═══ INFORMATION SHOWN ═══

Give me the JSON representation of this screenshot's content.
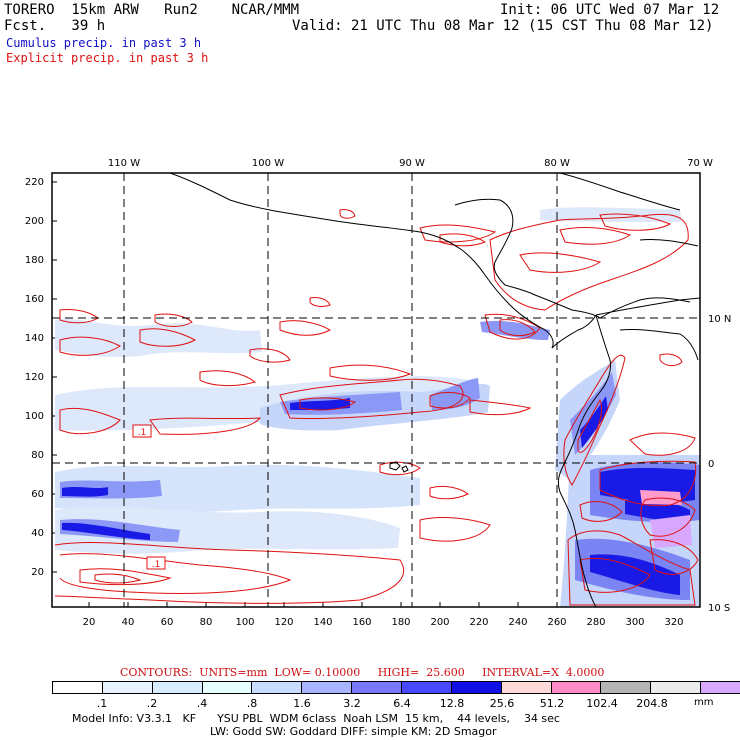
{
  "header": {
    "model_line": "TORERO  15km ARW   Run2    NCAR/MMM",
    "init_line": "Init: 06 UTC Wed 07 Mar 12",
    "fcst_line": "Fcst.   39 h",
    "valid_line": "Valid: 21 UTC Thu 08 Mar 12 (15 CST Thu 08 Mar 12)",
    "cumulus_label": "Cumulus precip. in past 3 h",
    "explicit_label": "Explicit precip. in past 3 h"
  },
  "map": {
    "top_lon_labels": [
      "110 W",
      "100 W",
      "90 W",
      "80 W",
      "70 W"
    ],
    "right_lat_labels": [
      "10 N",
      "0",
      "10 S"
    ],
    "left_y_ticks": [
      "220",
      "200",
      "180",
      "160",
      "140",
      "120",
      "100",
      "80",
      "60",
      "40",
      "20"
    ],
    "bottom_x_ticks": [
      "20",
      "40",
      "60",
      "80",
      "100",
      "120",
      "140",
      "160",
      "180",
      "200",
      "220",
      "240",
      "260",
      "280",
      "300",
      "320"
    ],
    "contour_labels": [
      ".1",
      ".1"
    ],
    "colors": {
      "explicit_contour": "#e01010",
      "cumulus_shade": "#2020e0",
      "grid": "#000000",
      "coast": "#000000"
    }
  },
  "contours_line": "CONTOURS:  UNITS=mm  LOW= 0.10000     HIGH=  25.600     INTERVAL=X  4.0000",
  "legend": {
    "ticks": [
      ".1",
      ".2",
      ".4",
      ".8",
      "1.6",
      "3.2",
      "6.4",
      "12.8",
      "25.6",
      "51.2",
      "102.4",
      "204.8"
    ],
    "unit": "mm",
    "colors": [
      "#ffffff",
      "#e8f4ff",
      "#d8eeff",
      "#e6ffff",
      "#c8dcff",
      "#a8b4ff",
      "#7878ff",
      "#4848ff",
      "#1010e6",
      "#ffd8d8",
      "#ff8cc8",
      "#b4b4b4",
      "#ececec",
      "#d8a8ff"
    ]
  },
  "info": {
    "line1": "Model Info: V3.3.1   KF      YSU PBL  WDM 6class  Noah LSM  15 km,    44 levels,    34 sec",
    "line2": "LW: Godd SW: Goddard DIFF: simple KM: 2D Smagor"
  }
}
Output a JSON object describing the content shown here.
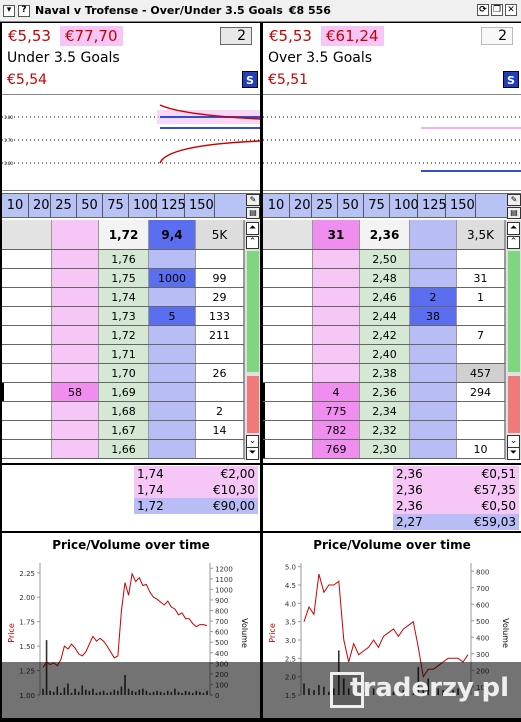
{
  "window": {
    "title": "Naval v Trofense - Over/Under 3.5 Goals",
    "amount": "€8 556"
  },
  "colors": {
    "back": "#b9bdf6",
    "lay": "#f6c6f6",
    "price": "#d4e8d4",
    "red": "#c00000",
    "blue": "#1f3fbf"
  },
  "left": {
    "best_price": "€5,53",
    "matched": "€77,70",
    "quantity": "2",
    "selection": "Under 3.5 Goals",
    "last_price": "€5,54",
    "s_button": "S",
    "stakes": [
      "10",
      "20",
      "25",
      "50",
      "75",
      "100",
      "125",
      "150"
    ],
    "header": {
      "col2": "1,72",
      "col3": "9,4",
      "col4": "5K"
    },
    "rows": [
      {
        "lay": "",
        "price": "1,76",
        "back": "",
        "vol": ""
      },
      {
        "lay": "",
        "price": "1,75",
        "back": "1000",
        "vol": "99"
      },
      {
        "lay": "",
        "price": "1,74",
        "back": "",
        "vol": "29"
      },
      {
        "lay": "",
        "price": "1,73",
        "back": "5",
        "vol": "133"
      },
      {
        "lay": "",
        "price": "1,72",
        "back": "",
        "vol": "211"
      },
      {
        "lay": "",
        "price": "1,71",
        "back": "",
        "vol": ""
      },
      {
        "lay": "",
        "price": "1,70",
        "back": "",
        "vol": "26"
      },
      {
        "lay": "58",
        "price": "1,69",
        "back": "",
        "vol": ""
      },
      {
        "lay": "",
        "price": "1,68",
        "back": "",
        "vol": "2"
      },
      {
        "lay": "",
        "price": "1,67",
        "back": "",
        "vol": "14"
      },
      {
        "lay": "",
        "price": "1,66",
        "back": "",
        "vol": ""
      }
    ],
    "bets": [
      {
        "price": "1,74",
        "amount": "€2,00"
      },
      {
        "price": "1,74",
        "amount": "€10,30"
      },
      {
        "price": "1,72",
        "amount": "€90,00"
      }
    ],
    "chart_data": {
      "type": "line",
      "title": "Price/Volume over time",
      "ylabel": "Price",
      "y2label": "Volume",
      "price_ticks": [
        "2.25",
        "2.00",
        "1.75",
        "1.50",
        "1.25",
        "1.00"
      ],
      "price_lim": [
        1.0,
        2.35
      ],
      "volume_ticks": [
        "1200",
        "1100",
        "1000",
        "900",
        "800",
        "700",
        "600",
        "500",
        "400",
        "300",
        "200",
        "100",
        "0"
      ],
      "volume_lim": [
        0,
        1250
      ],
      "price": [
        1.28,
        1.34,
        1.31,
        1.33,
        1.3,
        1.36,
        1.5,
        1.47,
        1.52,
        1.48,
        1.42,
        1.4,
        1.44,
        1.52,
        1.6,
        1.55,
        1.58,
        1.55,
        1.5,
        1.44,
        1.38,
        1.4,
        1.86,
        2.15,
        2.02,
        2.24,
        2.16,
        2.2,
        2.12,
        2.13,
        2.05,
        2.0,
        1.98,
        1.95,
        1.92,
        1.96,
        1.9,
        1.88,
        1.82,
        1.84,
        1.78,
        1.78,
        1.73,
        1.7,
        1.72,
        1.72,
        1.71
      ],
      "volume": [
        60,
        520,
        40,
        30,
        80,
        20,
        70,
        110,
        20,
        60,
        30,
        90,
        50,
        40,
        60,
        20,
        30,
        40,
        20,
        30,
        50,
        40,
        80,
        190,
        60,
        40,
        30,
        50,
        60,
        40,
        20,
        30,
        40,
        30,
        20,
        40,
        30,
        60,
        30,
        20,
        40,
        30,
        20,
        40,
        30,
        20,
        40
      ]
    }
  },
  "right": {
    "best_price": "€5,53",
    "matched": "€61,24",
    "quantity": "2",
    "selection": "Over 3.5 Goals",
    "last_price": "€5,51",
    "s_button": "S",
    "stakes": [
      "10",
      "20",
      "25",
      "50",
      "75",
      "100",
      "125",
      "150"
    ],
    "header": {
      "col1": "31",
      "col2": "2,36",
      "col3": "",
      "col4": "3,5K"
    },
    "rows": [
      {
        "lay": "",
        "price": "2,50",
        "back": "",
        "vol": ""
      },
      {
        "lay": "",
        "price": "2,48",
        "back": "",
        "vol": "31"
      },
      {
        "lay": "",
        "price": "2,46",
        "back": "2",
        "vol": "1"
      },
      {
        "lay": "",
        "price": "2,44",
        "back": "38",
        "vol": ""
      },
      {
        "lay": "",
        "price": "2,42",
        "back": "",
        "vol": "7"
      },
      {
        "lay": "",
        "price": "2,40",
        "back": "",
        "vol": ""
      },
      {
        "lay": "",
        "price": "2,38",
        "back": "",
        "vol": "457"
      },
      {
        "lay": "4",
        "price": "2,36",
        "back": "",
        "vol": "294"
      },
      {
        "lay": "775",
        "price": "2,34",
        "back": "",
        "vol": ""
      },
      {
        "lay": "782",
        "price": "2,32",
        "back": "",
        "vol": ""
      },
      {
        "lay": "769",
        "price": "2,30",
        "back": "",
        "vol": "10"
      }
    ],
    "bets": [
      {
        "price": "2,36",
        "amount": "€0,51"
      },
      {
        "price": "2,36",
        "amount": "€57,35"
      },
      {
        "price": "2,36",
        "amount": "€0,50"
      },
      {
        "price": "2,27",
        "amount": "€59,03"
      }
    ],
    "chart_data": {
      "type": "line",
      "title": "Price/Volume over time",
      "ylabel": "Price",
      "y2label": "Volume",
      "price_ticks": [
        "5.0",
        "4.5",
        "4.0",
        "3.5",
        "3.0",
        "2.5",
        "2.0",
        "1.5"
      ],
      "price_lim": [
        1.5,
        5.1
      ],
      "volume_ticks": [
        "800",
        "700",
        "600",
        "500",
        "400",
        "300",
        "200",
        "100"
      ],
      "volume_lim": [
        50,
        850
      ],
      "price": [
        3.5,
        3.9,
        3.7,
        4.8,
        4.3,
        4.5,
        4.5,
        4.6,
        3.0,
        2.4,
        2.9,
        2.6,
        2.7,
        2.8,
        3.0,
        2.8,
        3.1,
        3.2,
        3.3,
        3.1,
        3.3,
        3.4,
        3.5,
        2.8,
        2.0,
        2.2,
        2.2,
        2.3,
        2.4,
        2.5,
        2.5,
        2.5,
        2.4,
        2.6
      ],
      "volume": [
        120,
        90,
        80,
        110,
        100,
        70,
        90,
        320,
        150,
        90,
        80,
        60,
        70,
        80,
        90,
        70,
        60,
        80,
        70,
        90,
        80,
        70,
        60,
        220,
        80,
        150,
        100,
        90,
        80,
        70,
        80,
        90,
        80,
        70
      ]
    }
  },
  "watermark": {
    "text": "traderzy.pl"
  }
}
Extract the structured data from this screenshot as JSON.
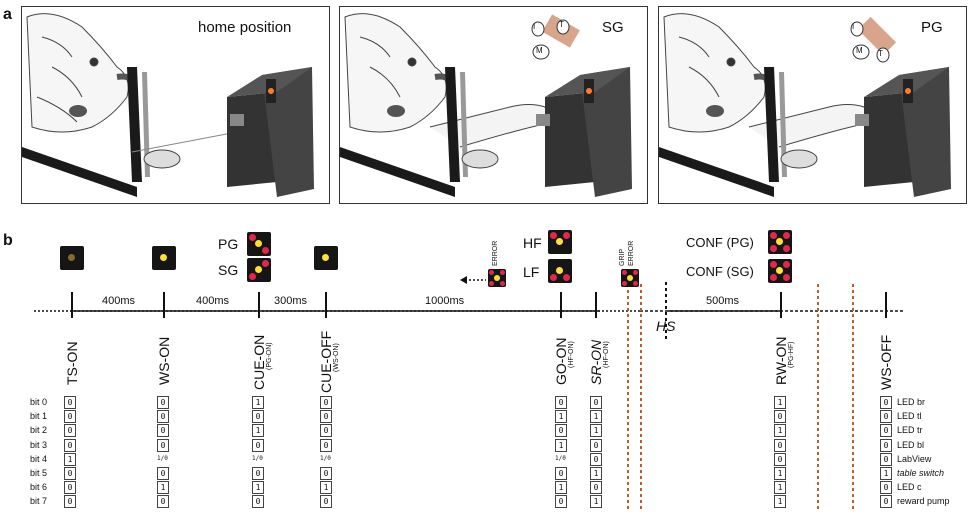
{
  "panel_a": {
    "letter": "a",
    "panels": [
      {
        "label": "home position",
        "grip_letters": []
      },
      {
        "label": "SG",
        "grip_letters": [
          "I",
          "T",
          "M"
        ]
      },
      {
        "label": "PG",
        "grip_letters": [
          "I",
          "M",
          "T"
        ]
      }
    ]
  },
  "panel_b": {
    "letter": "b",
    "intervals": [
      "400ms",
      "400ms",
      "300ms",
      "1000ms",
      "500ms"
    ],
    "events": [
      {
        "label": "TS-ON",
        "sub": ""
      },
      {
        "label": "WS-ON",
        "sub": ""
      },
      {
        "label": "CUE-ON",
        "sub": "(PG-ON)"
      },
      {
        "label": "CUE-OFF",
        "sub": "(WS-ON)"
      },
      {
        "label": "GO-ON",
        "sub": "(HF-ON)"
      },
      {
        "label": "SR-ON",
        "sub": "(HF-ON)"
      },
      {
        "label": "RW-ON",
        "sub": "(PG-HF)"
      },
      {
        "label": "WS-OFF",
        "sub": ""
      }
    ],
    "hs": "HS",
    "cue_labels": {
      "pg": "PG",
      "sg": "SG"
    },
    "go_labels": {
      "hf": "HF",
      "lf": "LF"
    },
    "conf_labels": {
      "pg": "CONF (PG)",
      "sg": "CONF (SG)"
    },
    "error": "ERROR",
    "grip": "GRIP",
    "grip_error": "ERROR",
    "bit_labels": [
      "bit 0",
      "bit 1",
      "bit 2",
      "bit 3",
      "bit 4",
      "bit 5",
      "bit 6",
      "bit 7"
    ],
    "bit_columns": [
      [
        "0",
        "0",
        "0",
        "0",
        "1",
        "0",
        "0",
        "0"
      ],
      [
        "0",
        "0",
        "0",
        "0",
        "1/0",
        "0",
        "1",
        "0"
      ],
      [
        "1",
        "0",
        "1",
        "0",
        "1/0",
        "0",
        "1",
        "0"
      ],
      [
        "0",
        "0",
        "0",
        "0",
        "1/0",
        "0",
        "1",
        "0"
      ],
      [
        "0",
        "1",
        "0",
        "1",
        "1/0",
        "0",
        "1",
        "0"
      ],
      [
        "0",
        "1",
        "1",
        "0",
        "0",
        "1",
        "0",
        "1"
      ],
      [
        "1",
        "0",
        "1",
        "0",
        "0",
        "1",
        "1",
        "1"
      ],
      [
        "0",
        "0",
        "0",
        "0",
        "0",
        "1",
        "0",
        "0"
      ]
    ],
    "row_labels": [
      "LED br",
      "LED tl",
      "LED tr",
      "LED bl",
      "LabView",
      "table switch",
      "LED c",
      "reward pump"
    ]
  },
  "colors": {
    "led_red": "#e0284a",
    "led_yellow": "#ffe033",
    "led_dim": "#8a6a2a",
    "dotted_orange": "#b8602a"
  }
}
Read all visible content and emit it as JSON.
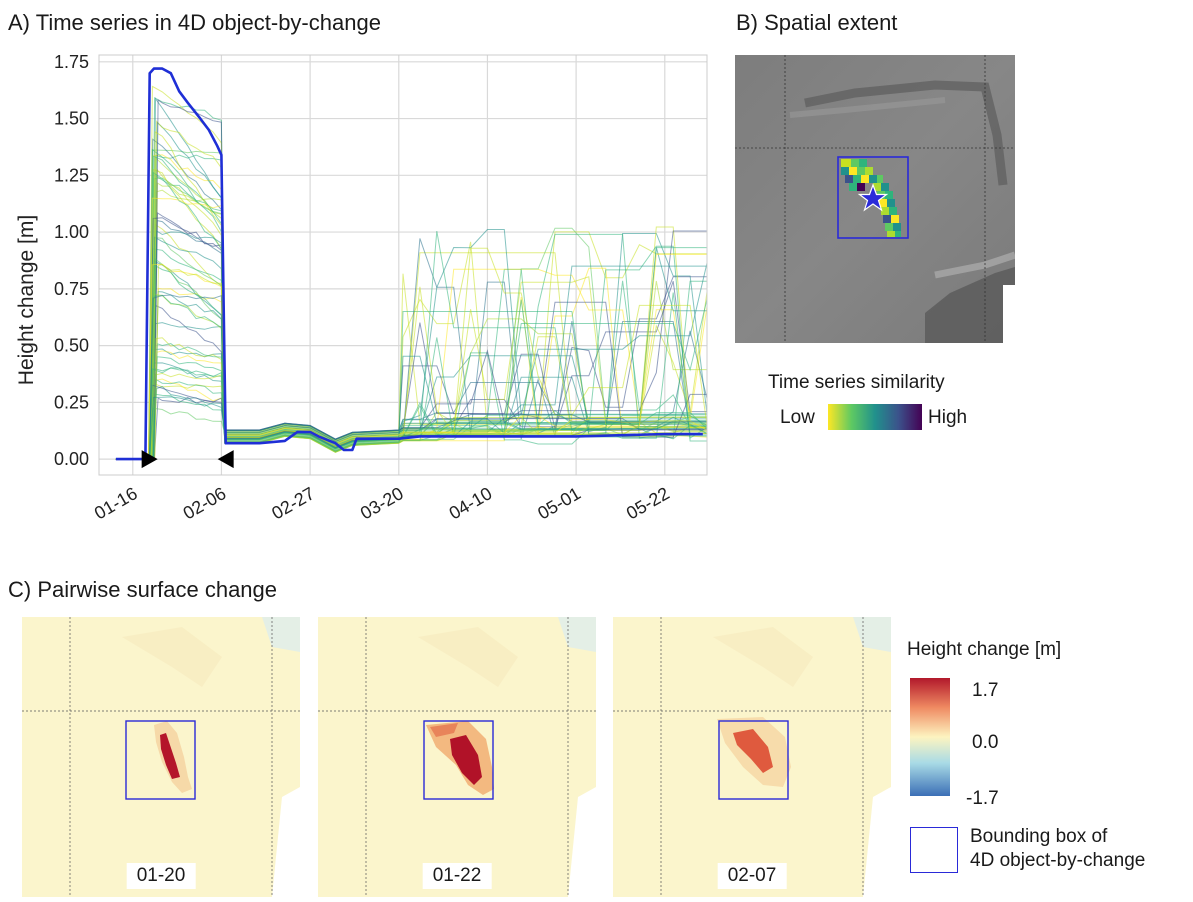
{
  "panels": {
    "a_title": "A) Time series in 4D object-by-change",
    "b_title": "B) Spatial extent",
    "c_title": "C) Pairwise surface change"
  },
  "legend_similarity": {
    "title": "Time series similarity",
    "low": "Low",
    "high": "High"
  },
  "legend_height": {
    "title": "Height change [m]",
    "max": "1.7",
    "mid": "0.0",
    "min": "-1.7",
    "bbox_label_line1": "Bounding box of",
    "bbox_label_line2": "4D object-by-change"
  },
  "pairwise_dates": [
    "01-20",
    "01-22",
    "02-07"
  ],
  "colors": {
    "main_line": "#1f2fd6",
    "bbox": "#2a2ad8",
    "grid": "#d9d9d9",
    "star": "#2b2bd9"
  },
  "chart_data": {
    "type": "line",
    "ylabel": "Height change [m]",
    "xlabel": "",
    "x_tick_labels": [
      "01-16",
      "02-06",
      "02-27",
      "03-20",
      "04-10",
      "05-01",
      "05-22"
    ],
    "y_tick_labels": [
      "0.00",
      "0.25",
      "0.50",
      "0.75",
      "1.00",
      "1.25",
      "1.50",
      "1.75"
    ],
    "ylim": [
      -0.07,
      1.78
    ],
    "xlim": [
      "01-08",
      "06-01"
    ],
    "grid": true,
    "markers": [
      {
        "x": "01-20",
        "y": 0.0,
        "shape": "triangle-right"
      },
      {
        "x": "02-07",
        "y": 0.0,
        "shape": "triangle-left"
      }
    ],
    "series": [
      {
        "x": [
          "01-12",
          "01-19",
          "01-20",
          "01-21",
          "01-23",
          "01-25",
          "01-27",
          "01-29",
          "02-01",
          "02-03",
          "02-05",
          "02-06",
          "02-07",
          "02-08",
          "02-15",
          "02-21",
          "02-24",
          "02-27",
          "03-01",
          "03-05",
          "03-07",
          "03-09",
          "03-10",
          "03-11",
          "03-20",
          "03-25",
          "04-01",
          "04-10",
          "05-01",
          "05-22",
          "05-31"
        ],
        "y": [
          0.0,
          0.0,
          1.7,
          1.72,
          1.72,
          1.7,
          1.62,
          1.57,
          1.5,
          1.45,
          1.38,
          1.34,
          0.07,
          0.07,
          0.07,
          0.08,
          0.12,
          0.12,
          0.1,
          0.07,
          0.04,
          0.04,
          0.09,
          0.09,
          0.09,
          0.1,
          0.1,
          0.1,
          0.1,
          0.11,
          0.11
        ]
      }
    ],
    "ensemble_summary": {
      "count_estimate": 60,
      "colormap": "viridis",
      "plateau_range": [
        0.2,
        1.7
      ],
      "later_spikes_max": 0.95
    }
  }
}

═══

WHAT TO PRODUCE
Looking at the records above, work out how many lines include the string "selection". Give the number and nothing else.

ANSWER BELOW
2